> **Provided records**
----

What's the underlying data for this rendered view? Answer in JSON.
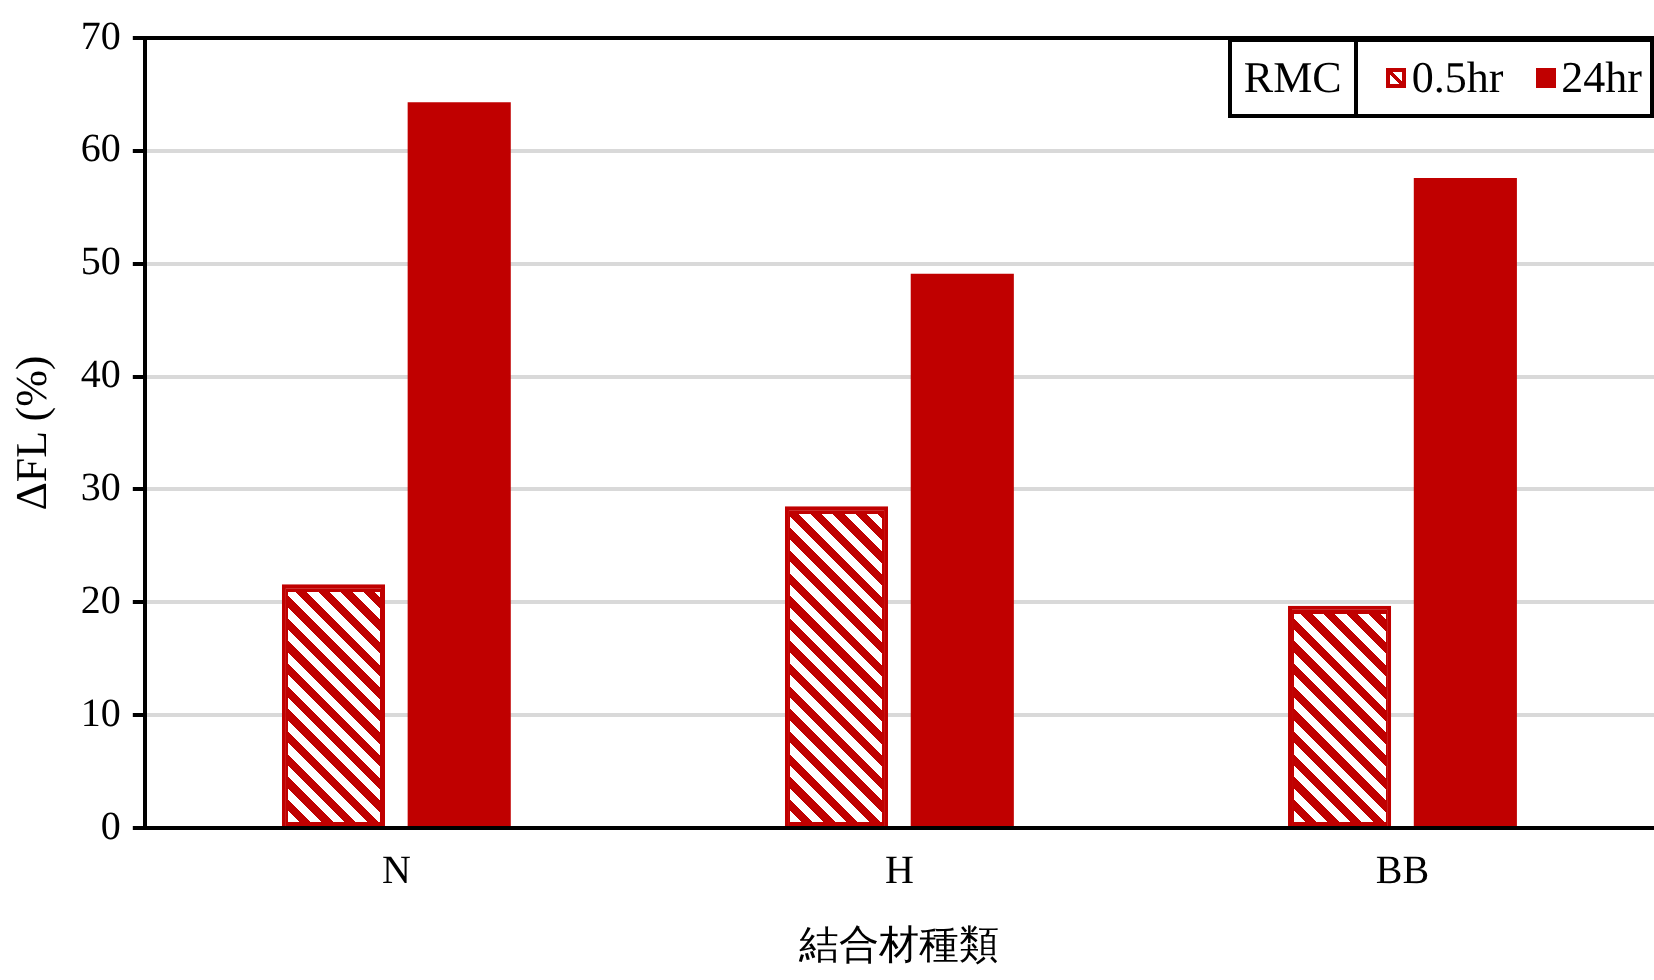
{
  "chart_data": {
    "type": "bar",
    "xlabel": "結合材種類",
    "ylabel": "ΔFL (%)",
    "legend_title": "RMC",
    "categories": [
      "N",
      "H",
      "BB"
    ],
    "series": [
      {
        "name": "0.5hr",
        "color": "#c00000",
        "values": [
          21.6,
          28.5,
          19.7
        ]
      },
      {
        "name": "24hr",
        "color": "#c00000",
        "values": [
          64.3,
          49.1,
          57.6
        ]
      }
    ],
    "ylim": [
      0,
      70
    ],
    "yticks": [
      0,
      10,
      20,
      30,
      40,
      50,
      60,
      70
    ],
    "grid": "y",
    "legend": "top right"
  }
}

----

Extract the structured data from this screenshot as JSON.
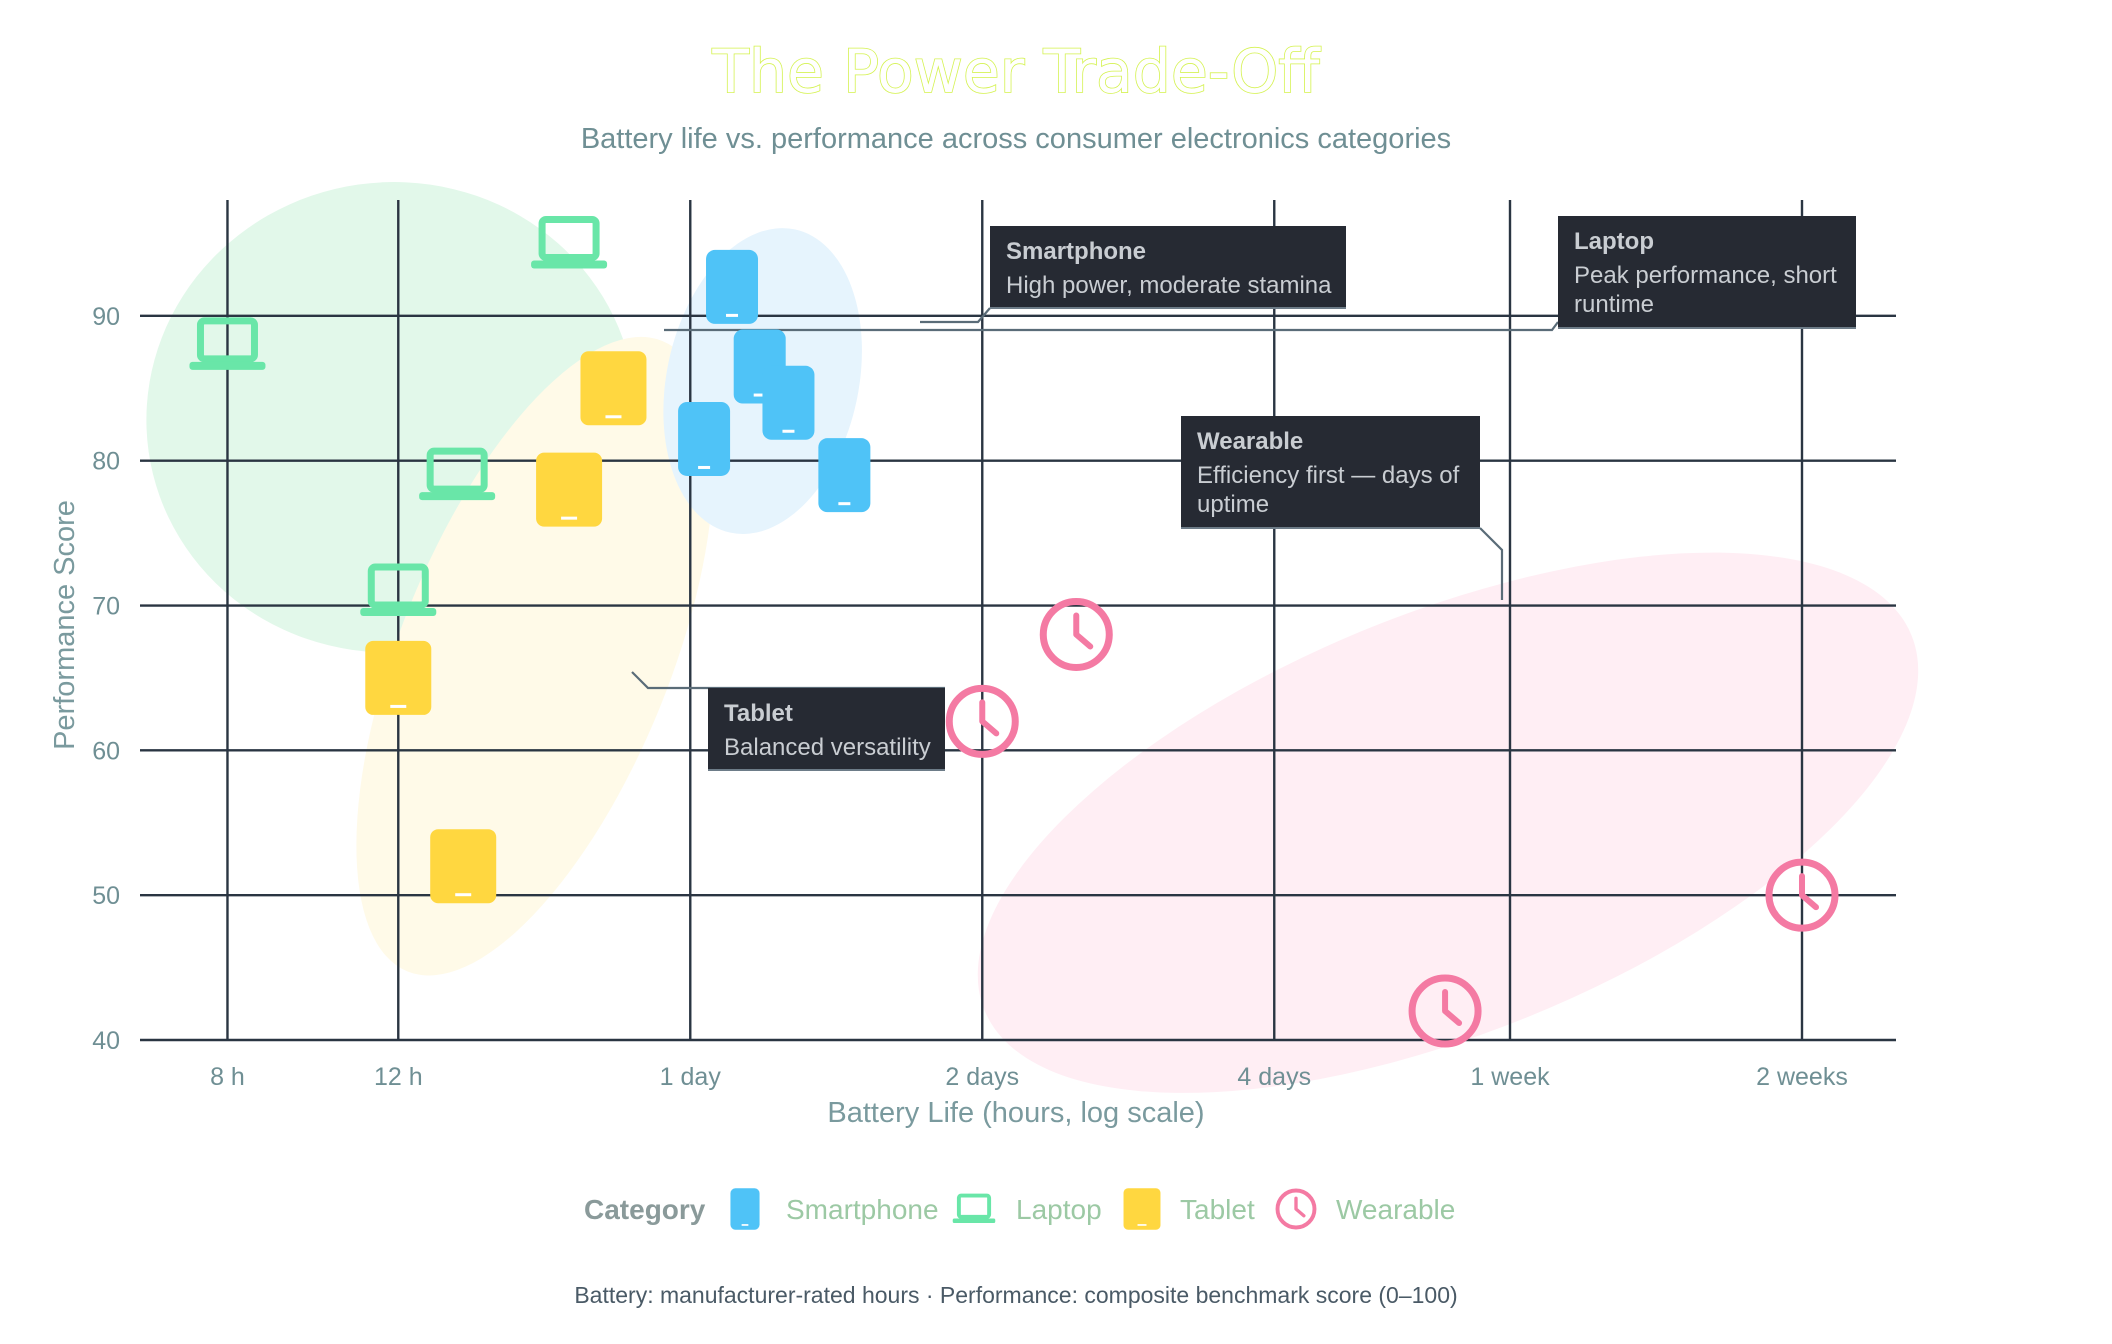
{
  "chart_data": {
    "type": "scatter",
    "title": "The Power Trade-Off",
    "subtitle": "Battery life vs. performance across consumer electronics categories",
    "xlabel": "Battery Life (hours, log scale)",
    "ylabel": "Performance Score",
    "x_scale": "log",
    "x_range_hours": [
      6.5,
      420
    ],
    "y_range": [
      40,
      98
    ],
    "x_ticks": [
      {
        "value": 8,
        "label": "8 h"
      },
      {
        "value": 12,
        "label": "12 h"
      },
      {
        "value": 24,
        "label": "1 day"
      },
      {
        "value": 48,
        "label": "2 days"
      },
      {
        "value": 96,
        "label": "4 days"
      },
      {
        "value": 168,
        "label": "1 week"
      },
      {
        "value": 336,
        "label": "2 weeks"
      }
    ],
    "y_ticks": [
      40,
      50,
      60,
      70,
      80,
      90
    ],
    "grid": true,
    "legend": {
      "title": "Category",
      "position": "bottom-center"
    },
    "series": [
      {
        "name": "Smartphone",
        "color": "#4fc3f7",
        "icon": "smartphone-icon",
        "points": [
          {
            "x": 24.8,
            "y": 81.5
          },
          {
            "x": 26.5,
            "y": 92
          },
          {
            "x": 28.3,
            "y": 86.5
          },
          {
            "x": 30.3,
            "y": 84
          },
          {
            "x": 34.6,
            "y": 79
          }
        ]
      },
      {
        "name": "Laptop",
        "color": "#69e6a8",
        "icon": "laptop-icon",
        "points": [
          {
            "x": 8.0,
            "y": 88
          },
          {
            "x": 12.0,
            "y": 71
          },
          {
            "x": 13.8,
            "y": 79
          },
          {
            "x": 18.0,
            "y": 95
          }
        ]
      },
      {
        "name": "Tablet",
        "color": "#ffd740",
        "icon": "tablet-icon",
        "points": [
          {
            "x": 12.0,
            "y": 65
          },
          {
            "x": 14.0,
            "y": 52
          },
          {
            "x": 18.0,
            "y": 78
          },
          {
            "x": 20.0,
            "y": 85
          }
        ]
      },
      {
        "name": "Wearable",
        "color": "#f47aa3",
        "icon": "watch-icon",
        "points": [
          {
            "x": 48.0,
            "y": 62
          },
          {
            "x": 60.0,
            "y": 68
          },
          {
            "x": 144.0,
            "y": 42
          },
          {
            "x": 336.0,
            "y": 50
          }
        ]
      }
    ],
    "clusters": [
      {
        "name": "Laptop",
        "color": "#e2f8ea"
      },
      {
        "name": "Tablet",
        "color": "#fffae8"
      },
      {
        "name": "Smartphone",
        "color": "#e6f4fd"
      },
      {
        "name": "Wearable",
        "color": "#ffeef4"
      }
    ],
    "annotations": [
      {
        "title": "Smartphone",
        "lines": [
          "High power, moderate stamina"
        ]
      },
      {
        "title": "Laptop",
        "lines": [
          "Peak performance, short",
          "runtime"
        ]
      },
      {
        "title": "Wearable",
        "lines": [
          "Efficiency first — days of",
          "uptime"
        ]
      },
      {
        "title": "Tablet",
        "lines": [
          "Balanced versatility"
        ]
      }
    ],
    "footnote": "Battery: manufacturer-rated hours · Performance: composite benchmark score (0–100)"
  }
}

----

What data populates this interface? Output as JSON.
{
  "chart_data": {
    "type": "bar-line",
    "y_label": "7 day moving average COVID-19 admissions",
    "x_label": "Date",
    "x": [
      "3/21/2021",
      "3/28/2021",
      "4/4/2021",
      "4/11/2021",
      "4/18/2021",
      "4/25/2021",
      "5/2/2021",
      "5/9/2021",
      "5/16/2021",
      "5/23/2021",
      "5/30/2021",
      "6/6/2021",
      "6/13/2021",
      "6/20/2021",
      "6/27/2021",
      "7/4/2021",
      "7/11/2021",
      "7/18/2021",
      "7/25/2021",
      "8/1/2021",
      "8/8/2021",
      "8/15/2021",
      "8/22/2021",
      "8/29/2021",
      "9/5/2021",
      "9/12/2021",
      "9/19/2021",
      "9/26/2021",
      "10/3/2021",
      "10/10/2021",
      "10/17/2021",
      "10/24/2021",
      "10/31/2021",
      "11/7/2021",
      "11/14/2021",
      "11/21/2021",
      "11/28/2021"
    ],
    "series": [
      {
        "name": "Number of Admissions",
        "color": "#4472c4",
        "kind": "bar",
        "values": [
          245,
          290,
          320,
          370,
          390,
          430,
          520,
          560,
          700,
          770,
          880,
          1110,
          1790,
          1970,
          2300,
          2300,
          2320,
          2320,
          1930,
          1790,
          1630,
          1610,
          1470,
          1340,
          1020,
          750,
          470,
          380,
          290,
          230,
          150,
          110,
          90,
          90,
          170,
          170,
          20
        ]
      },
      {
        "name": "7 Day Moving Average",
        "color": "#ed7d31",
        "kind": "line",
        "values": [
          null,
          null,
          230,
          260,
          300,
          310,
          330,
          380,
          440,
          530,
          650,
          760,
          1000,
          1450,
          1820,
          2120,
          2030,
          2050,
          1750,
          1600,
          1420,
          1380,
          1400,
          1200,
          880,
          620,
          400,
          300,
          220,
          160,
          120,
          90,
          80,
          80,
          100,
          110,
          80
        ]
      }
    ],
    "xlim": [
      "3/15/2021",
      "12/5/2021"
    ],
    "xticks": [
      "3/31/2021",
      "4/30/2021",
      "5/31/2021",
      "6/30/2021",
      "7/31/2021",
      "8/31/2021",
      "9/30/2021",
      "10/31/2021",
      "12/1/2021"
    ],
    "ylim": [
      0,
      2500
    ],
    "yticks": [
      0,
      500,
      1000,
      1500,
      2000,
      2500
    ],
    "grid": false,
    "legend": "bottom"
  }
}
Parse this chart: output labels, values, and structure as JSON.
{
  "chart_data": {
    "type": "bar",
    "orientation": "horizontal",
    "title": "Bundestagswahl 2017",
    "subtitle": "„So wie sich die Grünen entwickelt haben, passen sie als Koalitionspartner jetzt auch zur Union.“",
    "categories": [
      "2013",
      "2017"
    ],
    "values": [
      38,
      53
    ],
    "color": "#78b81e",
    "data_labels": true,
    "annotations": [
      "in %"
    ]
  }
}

----

Collect the lines of the data that carry the word "this".

> **Correct response**
What's the underlying data for this rendered view? Answer in JSON.
Extract the structured data from this screenshot as JSON.
What data populates this interface? Output as JSON.
Parse this chart: output labels, values, and structure as JSON.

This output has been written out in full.